--- Start of Exercise material ---

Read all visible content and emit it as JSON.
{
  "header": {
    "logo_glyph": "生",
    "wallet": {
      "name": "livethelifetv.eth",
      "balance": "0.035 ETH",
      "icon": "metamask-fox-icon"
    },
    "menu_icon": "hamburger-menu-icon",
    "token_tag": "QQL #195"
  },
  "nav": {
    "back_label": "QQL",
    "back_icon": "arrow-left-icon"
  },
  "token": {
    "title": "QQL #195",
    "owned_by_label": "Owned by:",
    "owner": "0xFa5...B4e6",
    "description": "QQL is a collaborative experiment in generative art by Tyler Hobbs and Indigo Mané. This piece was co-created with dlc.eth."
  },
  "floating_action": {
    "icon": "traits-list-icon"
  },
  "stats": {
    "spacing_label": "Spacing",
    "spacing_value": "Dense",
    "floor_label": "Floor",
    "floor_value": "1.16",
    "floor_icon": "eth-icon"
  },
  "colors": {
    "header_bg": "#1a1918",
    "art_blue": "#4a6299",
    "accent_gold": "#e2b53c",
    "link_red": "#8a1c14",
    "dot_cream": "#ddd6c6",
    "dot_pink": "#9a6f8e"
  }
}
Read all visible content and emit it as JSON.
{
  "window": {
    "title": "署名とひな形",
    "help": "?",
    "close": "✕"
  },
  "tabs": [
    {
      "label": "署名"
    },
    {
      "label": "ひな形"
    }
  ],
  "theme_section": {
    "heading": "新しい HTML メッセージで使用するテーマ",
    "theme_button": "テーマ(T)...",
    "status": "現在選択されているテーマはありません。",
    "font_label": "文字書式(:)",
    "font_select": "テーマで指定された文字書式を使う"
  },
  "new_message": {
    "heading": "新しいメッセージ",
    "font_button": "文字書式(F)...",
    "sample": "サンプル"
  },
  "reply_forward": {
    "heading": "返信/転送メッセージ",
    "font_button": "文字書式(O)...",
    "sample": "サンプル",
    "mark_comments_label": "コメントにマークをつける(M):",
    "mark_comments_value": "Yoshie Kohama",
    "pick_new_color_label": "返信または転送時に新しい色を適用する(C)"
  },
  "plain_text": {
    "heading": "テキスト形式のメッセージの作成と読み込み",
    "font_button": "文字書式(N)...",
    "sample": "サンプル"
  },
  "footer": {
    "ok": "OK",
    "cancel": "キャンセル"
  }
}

--- End of Exercise material ---

- **Aim**
Find all lines where the word "heading" appears. Copy them.

- **Exercise answer**
    "heading": "新しい HTML メッセージで使用するテーマ",
    "heading": "新しいメッセージ",
    "heading": "返信/転送メッセージ",
    "heading": "テキスト形式のメッセージの作成と読み込み",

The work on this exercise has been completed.